### Stated goal
Provide an exact copy of the data, excluding the images.

### Task material
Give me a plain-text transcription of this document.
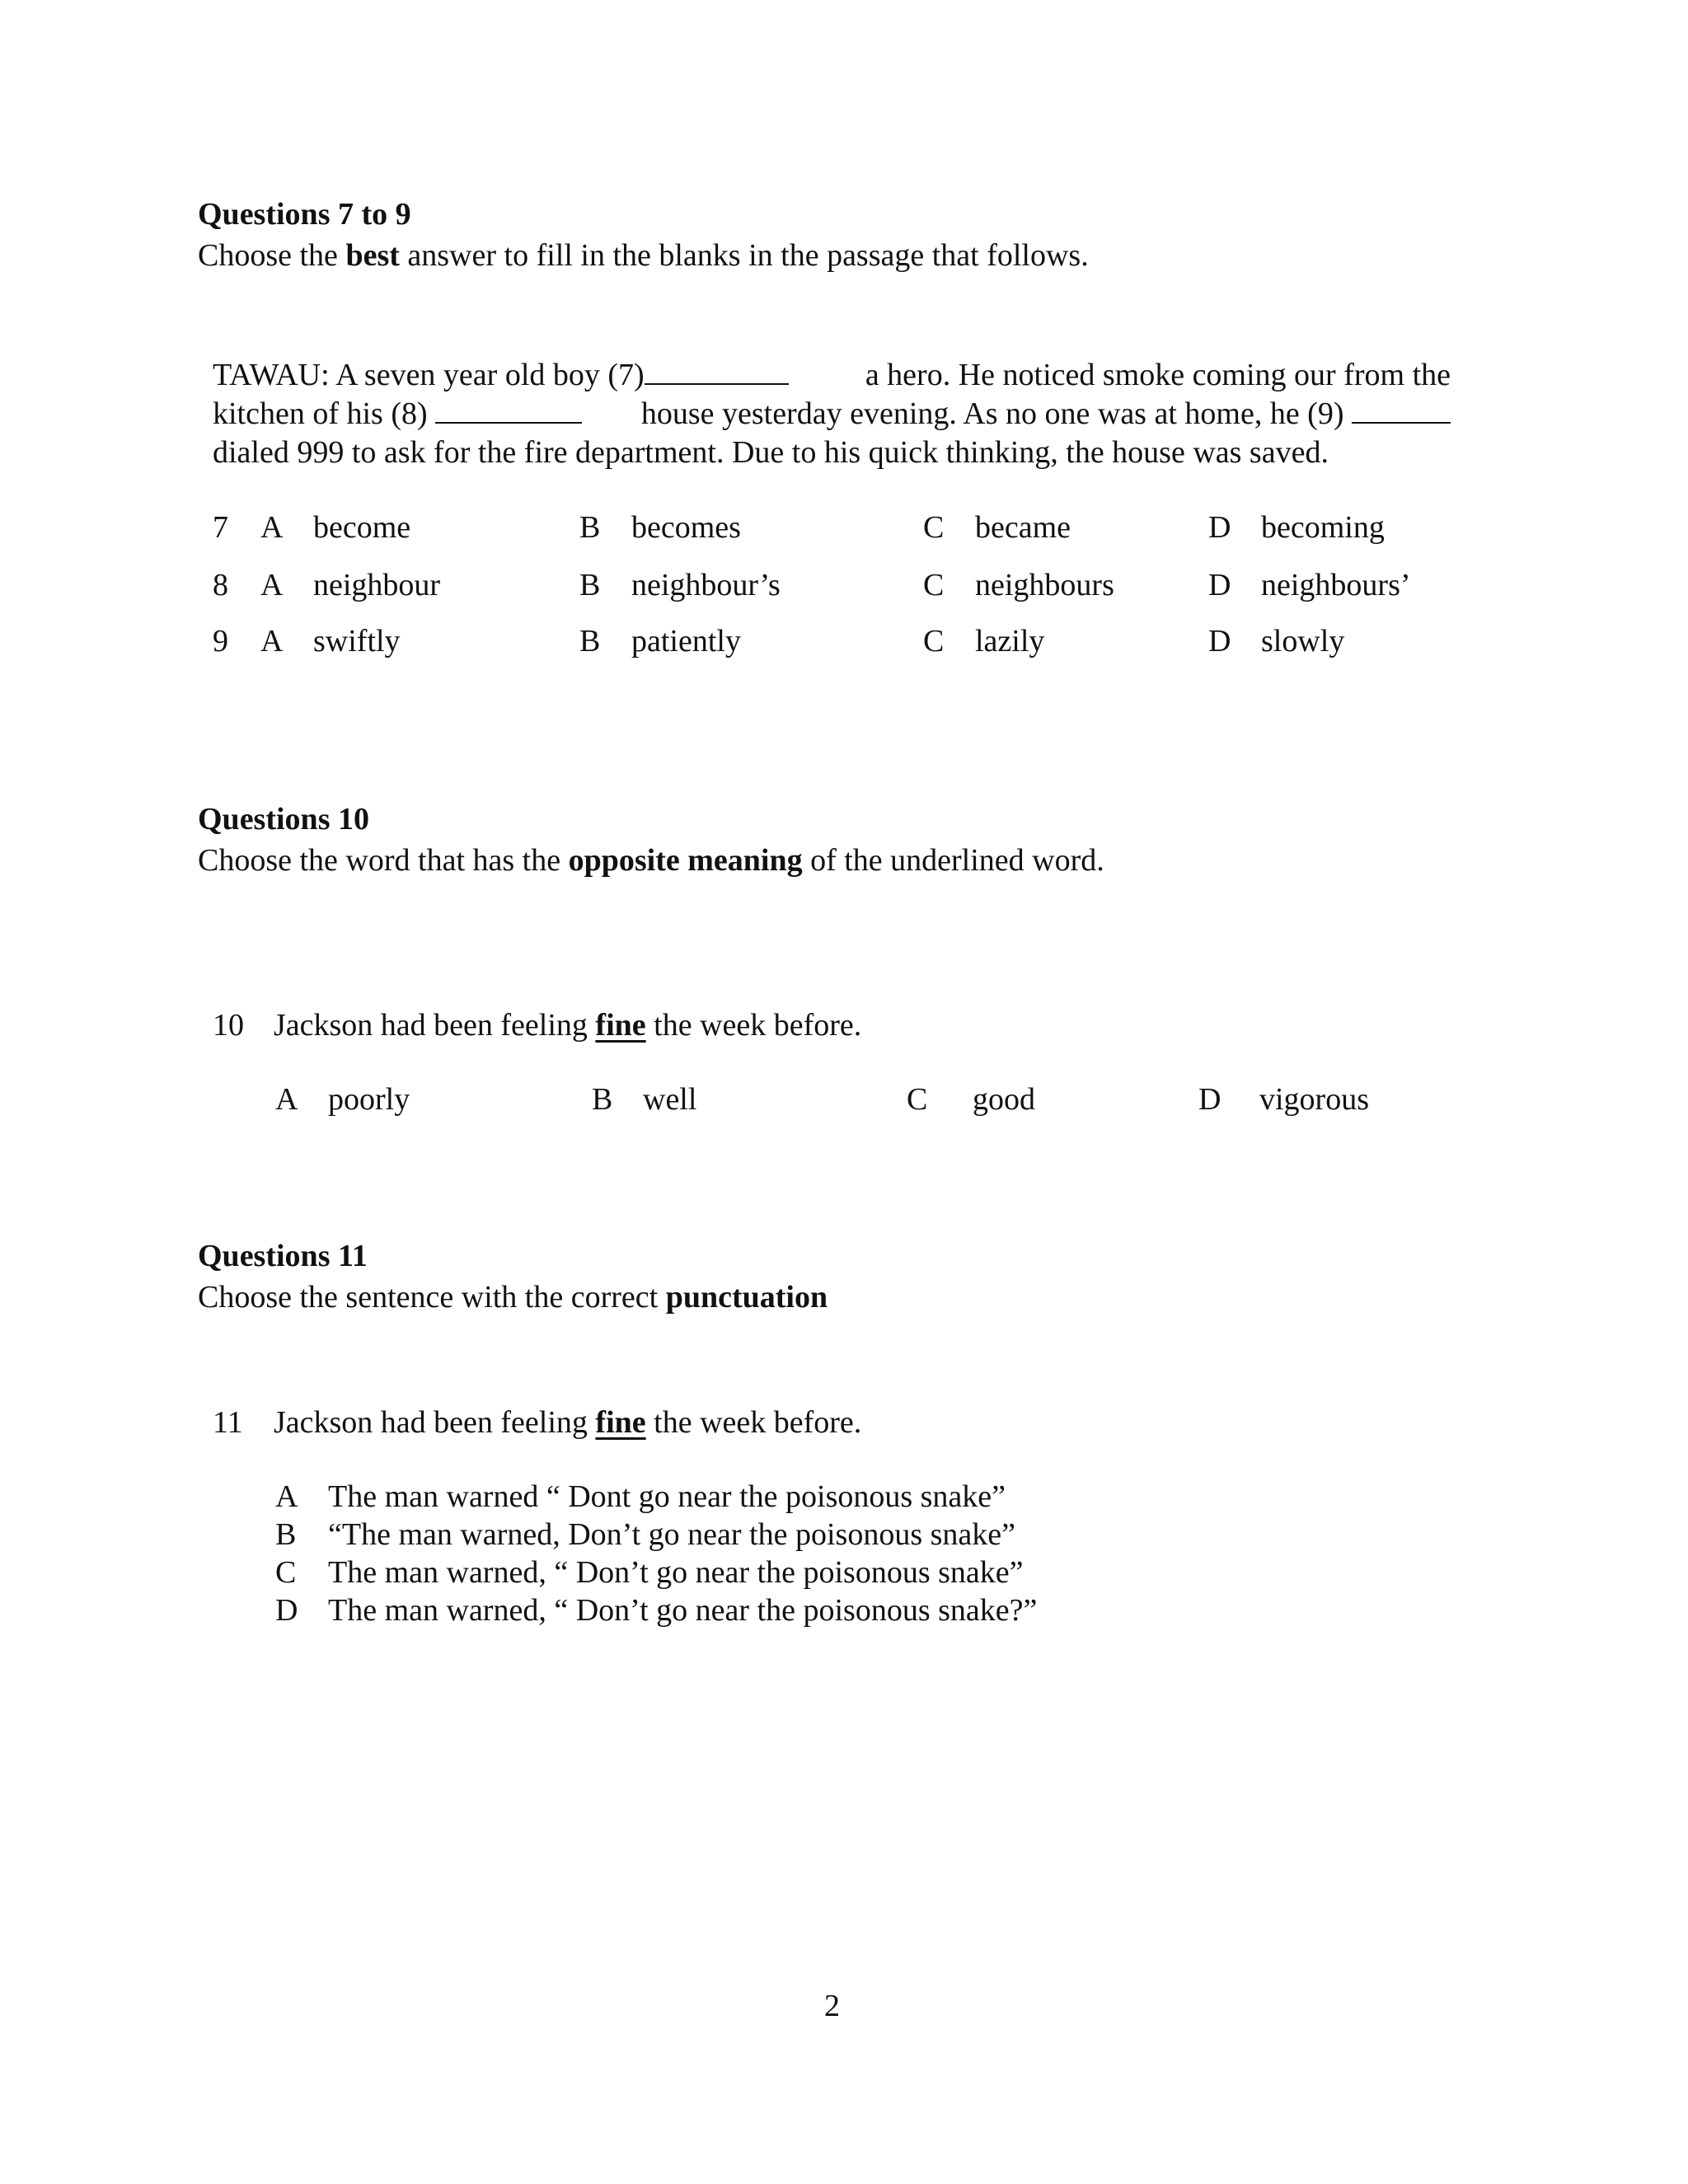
Questions 7 to 9
Choose the best answer to fill in the blanks in the passage that follows.
TAWAU: A seven year old boy (7)	a hero. He noticed smoke coming our from the
kitchen of his (8)	house yesterday evening. As no one was at home, he (9)
dialed 999 to ask for the fire department. Due to his quick thinking, the house was saved.
7 A become	B becomes	C became	D becoming
8 A neighbour	B neighbour’s	C neighbours	D neighbours’
9 A swiftly	B patiently	C lazily	D slowly
Questions 10
Choose the word that has the opposite meaning of the underlined word.
10 Jackson had been feeling fine the week before.
A poorly	B well	C good	D vigorous
Questions 11
Choose the sentence with the correct punctuation
11 Jackson had been feeling fine the week before.
A The man warned “ Dont go near the poisonous snake”
B “The man warned, Don’t go near the poisonous snake”
C The man warned, “ Don’t go near the poisonous snake”
D The man warned, “ Don’t go near the poisonous snake?”
2
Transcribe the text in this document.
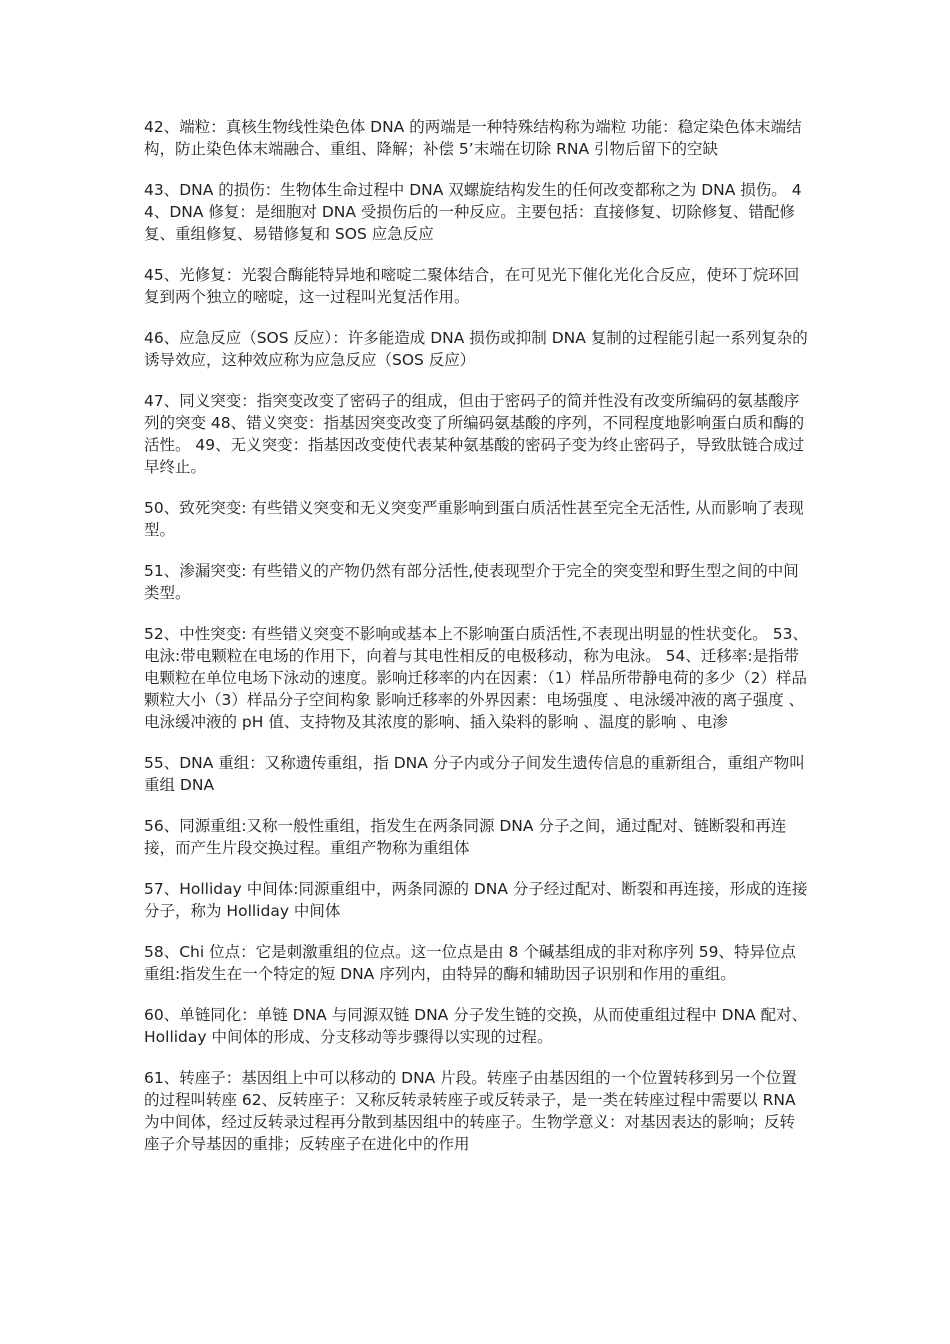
42、端粒：真核生物线性染色体 DNA 的两端是一种特殊结构称为端粒 功能：稳定染色体末端结构，防止染色体末端融合、重组、降解；补偿 5’末端在切除 RNA 引物后留下的空缺

43、DNA 的损伤：生物体生命过程中 DNA 双螺旋结构发生的任何改变都称之为 DNA 损伤。 44、DNA 修复：是细胞对 DNA 受损伤后的一种反应。主要包括：直接修复、切除修复、错配修复、重组修复、易错修复和 SOS 应急反应

45、光修复：光裂合酶能特异地和嘧啶二聚体结合，在可见光下催化光化合反应，使环丁烷环回复到两个独立的嘧啶，这一过程叫光复活作用。

46、应急反应（SOS 反应）：许多能造成 DNA 损伤或抑制 DNA 复制的过程能引起一系列复杂的诱导效应，这种效应称为应急反应（SOS 反应）

47、同义突变：指突变改变了密码子的组成，但由于密码子的简并性没有改变所编码的氨基酸序列的突变 48、错义突变：指基因突变改变了所编码氨基酸的序列，不同程度地影响蛋白质和酶的活性。 49、无义突变：指基因改变使代表某种氨基酸的密码子变为终止密码子，导致肽链合成过早终止。

50、致死突变: 有些错义突变和无义突变严重影响到蛋白质活性甚至完全无活性, 从而影响了表现型。

51、渗漏突变: 有些错义的产物仍然有部分活性,使表现型介于完全的突变型和野生型之间的中间类型。

52、中性突变: 有些错义突变不影响或基本上不影响蛋白质活性,不表现出明显的性状变化。 53、电泳:带电颗粒在电场的作用下，向着与其电性相反的电极移动，称为电泳。 54、迁移率:是指带电颗粒在单位电场下泳动的速度。影响迁移率的内在因素：（1）样品所带静电荷的多少（2）样品颗粒大小（3）样品分子空间构象 影响迁移率的外界因素：电场强度 、电泳缓冲液的离子强度 、电泳缓冲液的 pH 值、支持物及其浓度的影响、插入染料的影响 、温度的影响 、电渗

55、DNA 重组：又称遗传重组，指 DNA 分子内或分子间发生遗传信息的重新组合，重组产物叫重组 DNA

56、同源重组:又称一般性重组，指发生在两条同源 DNA 分子之间，通过配对、链断裂和再连接，而产生片段交换过程。重组产物称为重组体

57、Holliday 中间体:同源重组中，两条同源的 DNA 分子经过配对、断裂和再连接，形成的连接分子，称为 Holliday 中间体

58、Chi 位点：它是刺激重组的位点。这一位点是由 8 个碱基组成的非对称序列 59、特异位点重组:指发生在一个特定的短 DNA 序列内，由特异的酶和辅助因子识别和作用的重组。

60、单链同化：单链 DNA 与同源双链 DNA 分子发生链的交换，从而使重组过程中 DNA 配对、Holliday 中间体的形成、分支移动等步骤得以实现的过程。

61、转座子：基因组上中可以移动的 DNA 片段。转座子由基因组的一个位置转移到另一个位置的过程叫转座 62、反转座子：又称反转录转座子或反转录子，是一类在转座过程中需要以 RNA 为中间体，经过反转录过程再分散到基因组中的转座子。生物学意义：对基因表达的影响；反转座子介导基因的重排；反转座子在进化中的作用
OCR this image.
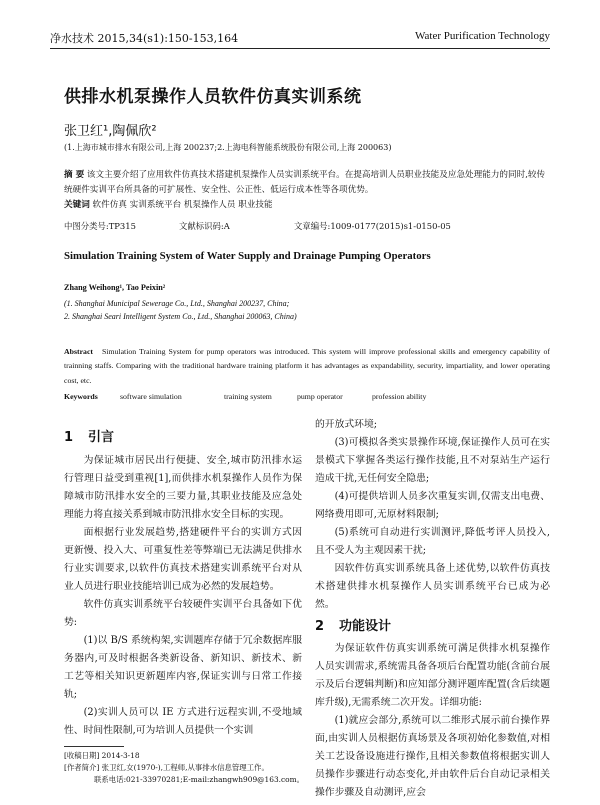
净水技术 2015,34(s1):150-153,164	Water Purification Technology
供排水机泵操作人员软件仿真实训系统
张卫红¹,陶佩欣²
(1.上海市城市排水有限公司,上海 200237;2.上海电科智能系统股份有限公司,上海 200063)
摘 要 该文主要介绍了应用软件仿真技术搭建机泵操作人员实训系统平台。在提高培训人员职业技能及应急处理能力的同时,较传统硬件实训平台所具备的可扩展性、安全性、公正性、低运行成本性等各项优势。
关键词 软件仿真 实训系统平台 机泵操作人员 职业技能
中图分类号:TP315	文献标识码:A	文章编号:1009-0177(2015)s1-0150-05
Simulation Training System of Water Supply and Drainage Pumping Operators
Zhang Weihong¹, Tao Peixin²
(1. Shanghai Municipal Sewerage Co., Ltd., Shanghai 200237, China;
2. Shanghai Seari Intelligent System Co., Ltd., Shanghai 200063, China)
Abstract Simulation Training System for pump operators was introduced. This system will improve professional skills and emergency capability of trainning staffs. Comparing with the traditional hardware training platform it has advantages as expandability, security, impartiality, and lower operating cost, etc.
Keywords	software simulation	training system	pump operator	profession ability
1 引言

为保证城市居民出行便捷、安全,城市防汛排水运行管理日益受到重视[1],而供排水机泵操作人员作为保障城市防汛排水安全的三要力量,其职业技能及应急处理能力将直接关系到城市防汛排水安全目标的实现。

面根据行业发展趋势,搭建硬件平台的实训方式因更新慢、投入大、可重复性差等弊端已无法满足供排水行业实训要求,以软件仿真技术搭建实训系统平台对从业人员进行职业技能培训已成为必然的发展趋势。

软件仿真实训系统平台较硬件实训平台具备如下优势:

(1)以 B/S 系统构架,实训题库存储于冗余数据库服务器内,可及时根据各类新设备、新知识、新技术、新工艺等相关知识更新题库内容,保证实训与日常工作接轨;

(2)实训人员可以 IE 方式进行远程实训,不受地域性、时间性限制,可为培训人员提供一个实训

[收稿日期] 2014-3-18
[作者简介] 张卫红,女(1970-),工程师,从事排水信息管理工作。
联系电话:021-33970281;E-mail:zhangwh909@163.com。

的开放式环境;

(3)可模拟各类实景操作环境,保证操作人员可在实景模式下掌握各类运行操作技能,且不对泵站生产运行造成干扰,无任何安全隐患;

(4)可提供培训人员多次重复实训,仅需支出电费、网络费用即可,无原材料限制;

(5)系统可自动进行实训测评,降低考评人员投入,且不受人为主观因素干扰;

因软件仿真实训系统具备上述优势,以软件仿真技术搭建供排水机泵操作人员实训系统平台已成为必然。

2 功能设计

为保证软件仿真实训系统可满足供排水机泵操作人员实训需求,系统需具备各项后台配置功能(含前台展示及后台逻辑判断)和应知部分测评题库配置(含后续题库升级),无需系统二次开发。详细功能:

(1)就应会部分,系统可以二维形式展示前台操作界面,由实训人员根据仿真场景及各项初始化参数值,对相关工艺设备设施进行操作,且相关参数值将根据实训人员操作步骤进行动态变化,并由软件后台自动记录相关操作步骤及自动测评,应会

### Exercise answer
Give me a plain-text transcription of this document.
Questions 7 to 9
Choose the best answer to fill in the blanks in the passage that follows.
TAWAU: A seven year old boy (7)	a hero. He noticed smoke coming our from the
kitchen of his (8)	house yesterday evening. As no one was at home, he (9)
dialed 999 to ask for the fire department. Due to his quick thinking, the house was saved.
7 A become	B becomes	C became	D becoming
8 A neighbour	B neighbour’s	C neighbours	D neighbours’
9 A swiftly	B patiently	C lazily	D slowly
Questions 10
Choose the word that has the opposite meaning of the underlined word.
10 Jackson had been feeling fine the week before.
A poorly	B well	C good	D vigorous
Questions 11
Choose the sentence with the correct punctuation
11 Jackson had been feeling fine the week before.
A The man warned “ Dont go near the poisonous snake”
B “The man warned, Don’t go near the poisonous snake”
C The man warned, “ Don’t go near the poisonous snake”
D The man warned, “ Don’t go near the poisonous snake?”
2
Transcribe the text in this document.
42、端粒：真核生物线性染色体 DNA 的两端是一种特殊结构称为端粒 功能：稳定染色体末端结构，防止染色体末端融合、重组、降解；补偿 5’末端在切除 RNA 引物后留下的空缺

43、DNA 的损伤：生物体生命过程中 DNA 双螺旋结构发生的任何改变都称之为 DNA 损伤。 44、DNA 修复：是细胞对 DNA 受损伤后的一种反应。主要包括：直接修复、切除修复、错配修复、重组修复、易错修复和 SOS 应急反应

45、光修复：光裂合酶能特异地和嘧啶二聚体结合，在可见光下催化光化合反应，使环丁烷环回复到两个独立的嘧啶，这一过程叫光复活作用。

46、应急反应（SOS 反应）：许多能造成 DNA 损伤或抑制 DNA 复制的过程能引起一系列复杂的诱导效应，这种效应称为应急反应（SOS 反应）

47、同义突变：指突变改变了密码子的组成，但由于密码子的简并性没有改变所编码的氨基酸序列的突变 48、错义突变：指基因突变改变了所编码氨基酸的序列，不同程度地影响蛋白质和酶的活性。 49、无义突变：指基因改变使代表某种氨基酸的密码子变为终止密码子，导致肽链合成过早终止。

50、致死突变: 有些错义突变和无义突变严重影响到蛋白质活性甚至完全无活性, 从而影响了表现型。

51、渗漏突变: 有些错义的产物仍然有部分活性,使表现型介于完全的突变型和野生型之间的中间类型。

52、中性突变: 有些错义突变不影响或基本上不影响蛋白质活性,不表现出明显的性状变化。 53、电泳:带电颗粒在电场的作用下，向着与其电性相反的电极移动，称为电泳。 54、迁移率:是指带电颗粒在单位电场下泳动的速度。影响迁移率的内在因素：（1）样品所带静电荷的多少（2）样品颗粒大小（3）样品分子空间构象 影响迁移率的外界因素：电场强度 、电泳缓冲液的离子强度 、电泳缓冲液的 pH 值、支持物及其浓度的影响、插入染料的影响 、温度的影响 、电渗

55、DNA 重组：又称遗传重组，指 DNA 分子内或分子间发生遗传信息的重新组合，重组产物叫重组 DNA

56、同源重组:又称一般性重组，指发生在两条同源 DNA 分子之间，通过配对、链断裂和再连接，而产生片段交换过程。重组产物称为重组体

57、Holliday 中间体:同源重组中，两条同源的 DNA 分子经过配对、断裂和再连接，形成的连接分子，称为 Holliday 中间体

58、Chi 位点：它是刺激重组的位点。这一位点是由 8 个碱基组成的非对称序列 59、特异位点重组:指发生在一个特定的短 DNA 序列内，由特异的酶和辅助因子识别和作用的重组。

60、单链同化：单链 DNA 与同源双链 DNA 分子发生链的交换，从而使重组过程中 DNA 配对、Holliday 中间体的形成、分支移动等步骤得以实现的过程。

61、转座子：基因组上中可以移动的 DNA 片段。转座子由基因组的一个位置转移到另一个位置的过程叫转座 62、反转座子：又称反转录转座子或反转录子，是一类在转座过程中需要以 RNA 为中间体，经过反转录过程再分散到基因组中的转座子。生物学意义：对基因表达的影响；反转座子介导基因的重排；反转座子在进化中的作用
OCR this image.
净水技术 2015,34(s1):150-153,164	Water Purification Technology
供排水机泵操作人员软件仿真实训系统
张卫红¹,陶佩欣²
(1.上海市城市排水有限公司,上海 200237;2.上海电科智能系统股份有限公司,上海 200063)
摘 要 该文主要介绍了应用软件仿真技术搭建机泵操作人员实训系统平台。在提高培训人员职业技能及应急处理能力的同时,较传统硬件实训平台所具备的可扩展性、安全性、公正性、低运行成本性等各项优势。
关键词 软件仿真 实训系统平台 机泵操作人员 职业技能
中图分类号:TP315	文献标识码:A	文章编号:1009-0177(2015)s1-0150-05
Simulation Training System of Water Supply and Drainage Pumping Operators
Zhang Weihong¹, Tao Peixin²
(1. Shanghai Municipal Sewerage Co., Ltd., Shanghai 200237, China;
2. Shanghai Seari Intelligent System Co., Ltd., Shanghai 200063, China)
Abstract Simulation Training System for pump operators was introduced. This system will improve professional skills and emergency capability of trainning staffs. Comparing with the traditional hardware training platform it has advantages as expandability, security, impartiality, and lower operating cost, etc.
Keywords	software simulation	training system	pump operator	profession ability
1 引言

为保证城市居民出行便捷、安全,城市防汛排水运行管理日益受到重视[1],而供排水机泵操作人员作为保障城市防汛排水安全的三要力量,其职业技能及应急处理能力将直接关系到城市防汛排水安全目标的实现。

面根据行业发展趋势,搭建硬件平台的实训方式因更新慢、投入大、可重复性差等弊端已无法满足供排水行业实训要求,以软件仿真技术搭建实训系统平台对从业人员进行职业技能培训已成为必然的发展趋势。

软件仿真实训系统平台较硬件实训平台具备如下优势:

(1)以 B/S 系统构架,实训题库存储于冗余数据库服务器内,可及时根据各类新设备、新知识、新技术、新工艺等相关知识更新题库内容,保证实训与日常工作接轨;

(2)实训人员可以 IE 方式进行远程实训,不受地域性、时间性限制,可为培训人员提供一个实训

[收稿日期] 2014-3-18
[作者简介] 张卫红,女(1970-),工程师,从事排水信息管理工作。
联系电话:021-33970281;E-mail:zhangwh909@163.com。

的开放式环境;

(3)可模拟各类实景操作环境,保证操作人员可在实景模式下掌握各类运行操作技能,且不对泵站生产运行造成干扰,无任何安全隐患;

(4)可提供培训人员多次重复实训,仅需支出电费、网络费用即可,无原材料限制;

(5)系统可自动进行实训测评,降低考评人员投入,且不受人为主观因素干扰;

因软件仿真实训系统具备上述优势,以软件仿真技术搭建供排水机泵操作人员实训系统平台已成为必然。

2 功能设计

为保证软件仿真实训系统可满足供排水机泵操作人员实训需求,系统需具备各项后台配置功能(含前台展示及后台逻辑判断)和应知部分测评题库配置(含后续题库升级),无需系统二次开发。详细功能:

(1)就应会部分,系统可以二维形式展示前台操作界面,由实训人员根据仿真场景及各项初始化参数值,对相关工艺设备设施进行操作,且相关参数值将根据实训人员操作步骤进行动态变化,并由软件后台自动记录相关操作步骤及自动测评,应会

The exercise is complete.